Written task
Repeat the full listing, word for word.

Given records
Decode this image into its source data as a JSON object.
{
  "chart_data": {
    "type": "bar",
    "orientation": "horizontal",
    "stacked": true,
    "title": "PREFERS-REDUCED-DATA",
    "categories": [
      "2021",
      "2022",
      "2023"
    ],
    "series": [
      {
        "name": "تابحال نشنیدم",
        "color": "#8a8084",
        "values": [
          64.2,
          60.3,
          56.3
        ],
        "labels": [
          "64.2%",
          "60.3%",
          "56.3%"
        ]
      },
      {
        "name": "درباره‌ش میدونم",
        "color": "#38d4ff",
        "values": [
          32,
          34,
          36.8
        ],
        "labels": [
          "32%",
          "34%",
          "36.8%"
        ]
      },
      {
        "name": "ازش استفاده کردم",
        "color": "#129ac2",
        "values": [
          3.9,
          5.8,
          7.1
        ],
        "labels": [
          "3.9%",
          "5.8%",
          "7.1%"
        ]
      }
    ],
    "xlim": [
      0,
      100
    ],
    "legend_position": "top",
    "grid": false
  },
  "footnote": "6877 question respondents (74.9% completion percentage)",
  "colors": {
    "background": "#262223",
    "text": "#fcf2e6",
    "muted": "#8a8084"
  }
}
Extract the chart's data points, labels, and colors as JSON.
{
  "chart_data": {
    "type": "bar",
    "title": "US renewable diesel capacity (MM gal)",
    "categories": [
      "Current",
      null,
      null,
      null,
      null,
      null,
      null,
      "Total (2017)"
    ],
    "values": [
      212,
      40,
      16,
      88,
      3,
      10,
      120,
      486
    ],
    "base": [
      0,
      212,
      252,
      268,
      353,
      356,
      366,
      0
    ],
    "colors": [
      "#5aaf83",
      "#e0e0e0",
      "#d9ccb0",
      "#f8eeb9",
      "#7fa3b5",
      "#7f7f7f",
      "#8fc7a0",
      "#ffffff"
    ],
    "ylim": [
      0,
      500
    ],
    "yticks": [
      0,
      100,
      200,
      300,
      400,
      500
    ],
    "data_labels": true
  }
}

Result for this exercise
Decode this image into its source data as a JSON object.
{
  "chart_data": {
    "type": "bar",
    "orientation": "horizontal",
    "stacked": true,
    "title": "PREFERS-REDUCED-DATA",
    "categories": [
      "2021",
      "2022",
      "2023"
    ],
    "series": [
      {
        "name": "تابحال نشنیدم",
        "color": "#8a8084",
        "values": [
          64.2,
          60.3,
          56.3
        ],
        "labels": [
          "64.2%",
          "60.3%",
          "56.3%"
        ]
      },
      {
        "name": "درباره‌ش میدونم",
        "color": "#38d4ff",
        "values": [
          32,
          34,
          36.8
        ],
        "labels": [
          "32%",
          "34%",
          "36.8%"
        ]
      },
      {
        "name": "ازش استفاده کردم",
        "color": "#129ac2",
        "values": [
          3.9,
          5.8,
          7.1
        ],
        "labels": [
          "3.9%",
          "5.8%",
          "7.1%"
        ]
      }
    ],
    "xlim": [
      0,
      100
    ],
    "legend_position": "top",
    "grid": false
  },
  "footnote": "6877 question respondents (74.9% completion percentage)",
  "colors": {
    "background": "#262223",
    "text": "#fcf2e6",
    "muted": "#8a8084"
  }
}
Extract the chart's data points, labels, and colors as JSON.
{
  "chart_data": {
    "type": "bar",
    "title": "US renewable diesel capacity (MM gal)",
    "categories": [
      "Current",
      null,
      null,
      null,
      null,
      null,
      null,
      "Total (2017)"
    ],
    "values": [
      212,
      40,
      16,
      88,
      3,
      10,
      120,
      486
    ],
    "base": [
      0,
      212,
      252,
      268,
      353,
      356,
      366,
      0
    ],
    "colors": [
      "#5aaf83",
      "#e0e0e0",
      "#d9ccb0",
      "#f8eeb9",
      "#7fa3b5",
      "#7f7f7f",
      "#8fc7a0",
      "#ffffff"
    ],
    "ylim": [
      0,
      500
    ],
    "yticks": [
      0,
      100,
      200,
      300,
      400,
      500
    ],
    "data_labels": true
  }
}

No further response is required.